WHAT THE TASK REQUIRES -> Without including any images, repeat the data exactly.

RECORDS FOR THIS EXERCISE ->
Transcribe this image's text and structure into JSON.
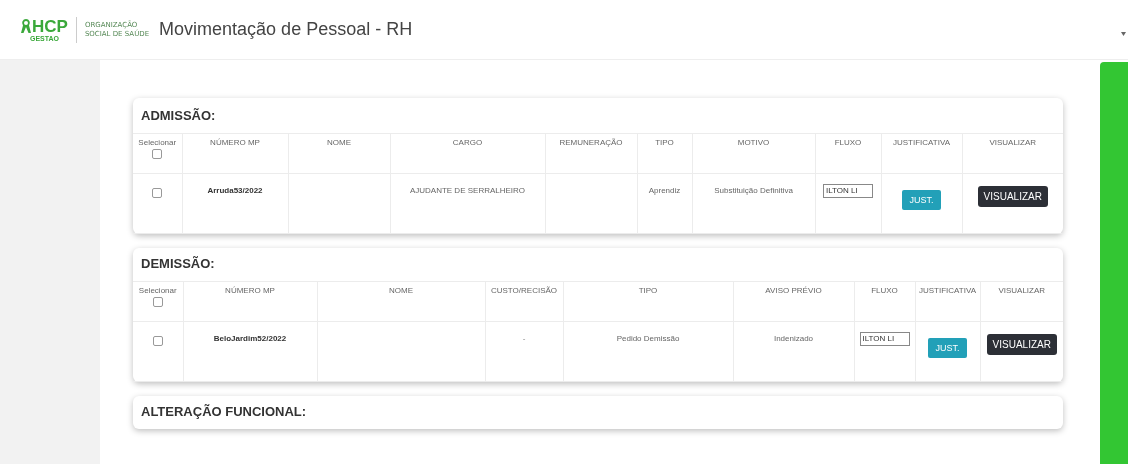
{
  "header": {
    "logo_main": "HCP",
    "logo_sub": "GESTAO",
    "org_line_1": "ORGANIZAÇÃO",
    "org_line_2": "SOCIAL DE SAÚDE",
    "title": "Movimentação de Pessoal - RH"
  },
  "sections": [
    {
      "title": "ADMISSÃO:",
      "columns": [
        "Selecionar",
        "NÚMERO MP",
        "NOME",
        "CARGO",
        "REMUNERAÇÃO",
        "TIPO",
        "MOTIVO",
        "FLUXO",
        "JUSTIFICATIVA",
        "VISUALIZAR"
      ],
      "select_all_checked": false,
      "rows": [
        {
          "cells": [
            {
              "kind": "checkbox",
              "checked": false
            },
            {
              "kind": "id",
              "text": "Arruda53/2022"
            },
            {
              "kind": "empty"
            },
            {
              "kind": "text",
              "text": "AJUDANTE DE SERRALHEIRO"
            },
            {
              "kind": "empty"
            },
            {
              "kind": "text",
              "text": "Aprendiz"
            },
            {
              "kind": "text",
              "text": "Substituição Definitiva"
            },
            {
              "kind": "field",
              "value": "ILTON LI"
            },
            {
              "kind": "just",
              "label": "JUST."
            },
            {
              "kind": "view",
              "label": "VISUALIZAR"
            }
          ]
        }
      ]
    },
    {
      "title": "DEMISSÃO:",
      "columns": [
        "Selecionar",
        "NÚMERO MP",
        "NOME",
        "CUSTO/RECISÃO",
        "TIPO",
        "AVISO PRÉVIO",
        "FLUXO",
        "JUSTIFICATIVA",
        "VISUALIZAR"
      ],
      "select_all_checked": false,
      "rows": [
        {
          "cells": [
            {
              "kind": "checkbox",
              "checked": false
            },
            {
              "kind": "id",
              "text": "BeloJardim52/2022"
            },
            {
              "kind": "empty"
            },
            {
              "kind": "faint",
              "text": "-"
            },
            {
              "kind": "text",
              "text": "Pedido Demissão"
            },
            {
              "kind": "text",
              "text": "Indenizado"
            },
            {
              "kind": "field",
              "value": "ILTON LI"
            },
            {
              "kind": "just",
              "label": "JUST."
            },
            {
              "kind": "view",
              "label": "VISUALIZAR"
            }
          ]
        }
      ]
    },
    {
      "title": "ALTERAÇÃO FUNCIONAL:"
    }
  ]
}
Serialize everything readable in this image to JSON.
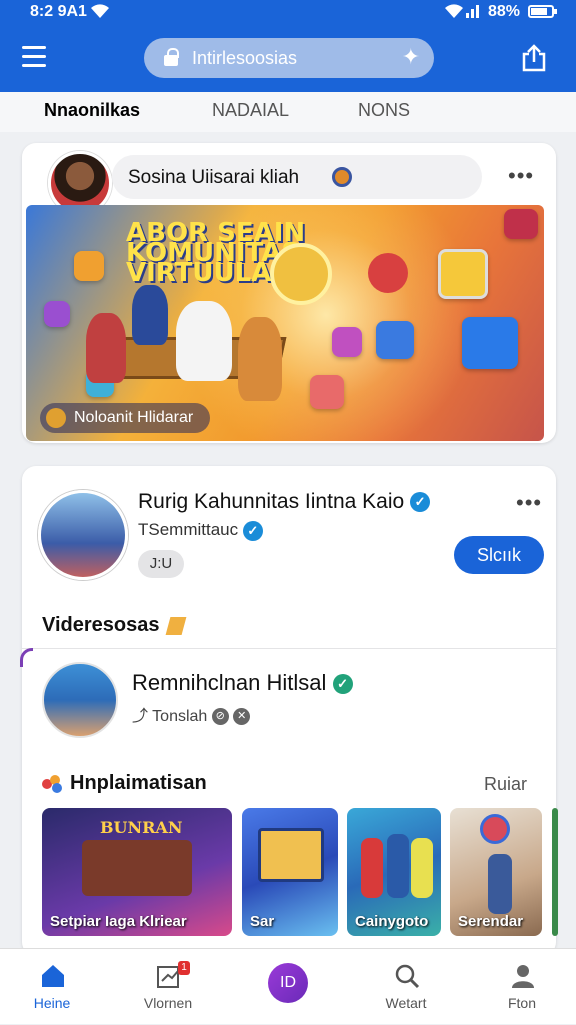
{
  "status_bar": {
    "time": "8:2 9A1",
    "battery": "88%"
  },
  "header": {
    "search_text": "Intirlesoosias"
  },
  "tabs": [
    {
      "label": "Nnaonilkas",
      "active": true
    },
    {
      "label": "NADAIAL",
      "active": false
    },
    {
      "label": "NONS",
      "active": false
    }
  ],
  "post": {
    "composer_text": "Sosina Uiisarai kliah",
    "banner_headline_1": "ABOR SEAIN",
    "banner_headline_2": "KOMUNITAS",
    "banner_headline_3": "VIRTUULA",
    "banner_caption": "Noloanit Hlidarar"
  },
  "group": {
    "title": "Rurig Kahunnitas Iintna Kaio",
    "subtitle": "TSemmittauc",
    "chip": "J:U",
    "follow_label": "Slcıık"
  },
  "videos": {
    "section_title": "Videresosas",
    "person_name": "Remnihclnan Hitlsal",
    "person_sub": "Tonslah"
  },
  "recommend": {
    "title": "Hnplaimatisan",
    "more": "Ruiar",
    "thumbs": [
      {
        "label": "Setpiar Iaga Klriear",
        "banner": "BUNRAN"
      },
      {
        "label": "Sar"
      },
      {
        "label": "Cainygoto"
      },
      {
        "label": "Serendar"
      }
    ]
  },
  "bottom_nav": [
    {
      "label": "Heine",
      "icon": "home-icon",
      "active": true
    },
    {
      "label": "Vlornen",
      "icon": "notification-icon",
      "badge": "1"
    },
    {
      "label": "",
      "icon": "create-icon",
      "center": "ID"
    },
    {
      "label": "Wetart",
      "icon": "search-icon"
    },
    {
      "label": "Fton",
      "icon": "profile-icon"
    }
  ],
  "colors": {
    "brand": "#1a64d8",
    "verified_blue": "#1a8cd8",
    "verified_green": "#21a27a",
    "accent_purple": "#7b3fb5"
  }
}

RESULT OF THIS TASK ->
Transcribe this image's text and structure into JSON.
{
  "header": {
    "logo_main": "HCP",
    "logo_sub": "GESTAO",
    "org_line_1": "ORGANIZAÇÃO",
    "org_line_2": "SOCIAL DE SAÚDE",
    "title": "Movimentação de Pessoal - RH"
  },
  "sections": [
    {
      "title": "ADMISSÃO:",
      "columns": [
        "Selecionar",
        "NÚMERO MP",
        "NOME",
        "CARGO",
        "REMUNERAÇÃO",
        "TIPO",
        "MOTIVO",
        "FLUXO",
        "JUSTIFICATIVA",
        "VISUALIZAR"
      ],
      "select_all_checked": false,
      "rows": [
        {
          "cells": [
            {
              "kind": "checkbox",
              "checked": false
            },
            {
              "kind": "id",
              "text": "Arruda53/2022"
            },
            {
              "kind": "empty"
            },
            {
              "kind": "text",
              "text": "AJUDANTE DE SERRALHEIRO"
            },
            {
              "kind": "empty"
            },
            {
              "kind": "text",
              "text": "Aprendiz"
            },
            {
              "kind": "text",
              "text": "Substituição Definitiva"
            },
            {
              "kind": "field",
              "value": "ILTON LI"
            },
            {
              "kind": "just",
              "label": "JUST."
            },
            {
              "kind": "view",
              "label": "VISUALIZAR"
            }
          ]
        }
      ]
    },
    {
      "title": "DEMISSÃO:",
      "columns": [
        "Selecionar",
        "NÚMERO MP",
        "NOME",
        "CUSTO/RECISÃO",
        "TIPO",
        "AVISO PRÉVIO",
        "FLUXO",
        "JUSTIFICATIVA",
        "VISUALIZAR"
      ],
      "select_all_checked": false,
      "rows": [
        {
          "cells": [
            {
              "kind": "checkbox",
              "checked": false
            },
            {
              "kind": "id",
              "text": "BeloJardim52/2022"
            },
            {
              "kind": "empty"
            },
            {
              "kind": "faint",
              "text": "-"
            },
            {
              "kind": "text",
              "text": "Pedido Demissão"
            },
            {
              "kind": "text",
              "text": "Indenizado"
            },
            {
              "kind": "field",
              "value": "ILTON LI"
            },
            {
              "kind": "just",
              "label": "JUST."
            },
            {
              "kind": "view",
              "label": "VISUALIZAR"
            }
          ]
        }
      ]
    },
    {
      "title": "ALTERAÇÃO FUNCIONAL:"
    }
  ]
}
Serialize everything readable in this image to JSON.
{
  "status_bar": {
    "time": "8:2 9A1",
    "battery": "88%"
  },
  "header": {
    "search_text": "Intirlesoosias"
  },
  "tabs": [
    {
      "label": "Nnaonilkas",
      "active": true
    },
    {
      "label": "NADAIAL",
      "active": false
    },
    {
      "label": "NONS",
      "active": false
    }
  ],
  "post": {
    "composer_text": "Sosina Uiisarai kliah",
    "banner_headline_1": "ABOR SEAIN",
    "banner_headline_2": "KOMUNITAS",
    "banner_headline_3": "VIRTUULA",
    "banner_caption": "Noloanit Hlidarar"
  },
  "group": {
    "title": "Rurig Kahunnitas Iintna Kaio",
    "subtitle": "TSemmittauc",
    "chip": "J:U",
    "follow_label": "Slcıık"
  },
  "videos": {
    "section_title": "Videresosas",
    "person_name": "Remnihclnan Hitlsal",
    "person_sub": "Tonslah"
  },
  "recommend": {
    "title": "Hnplaimatisan",
    "more": "Ruiar",
    "thumbs": [
      {
        "label": "Setpiar Iaga Klriear",
        "banner": "BUNRAN"
      },
      {
        "label": "Sar"
      },
      {
        "label": "Cainygoto"
      },
      {
        "label": "Serendar"
      }
    ]
  },
  "bottom_nav": [
    {
      "label": "Heine",
      "icon": "home-icon",
      "active": true
    },
    {
      "label": "Vlornen",
      "icon": "notification-icon",
      "badge": "1"
    },
    {
      "label": "",
      "icon": "create-icon",
      "center": "ID"
    },
    {
      "label": "Wetart",
      "icon": "search-icon"
    },
    {
      "label": "Fton",
      "icon": "profile-icon"
    }
  ],
  "colors": {
    "brand": "#1a64d8",
    "verified_blue": "#1a8cd8",
    "verified_green": "#21a27a",
    "accent_purple": "#7b3fb5"
  }
}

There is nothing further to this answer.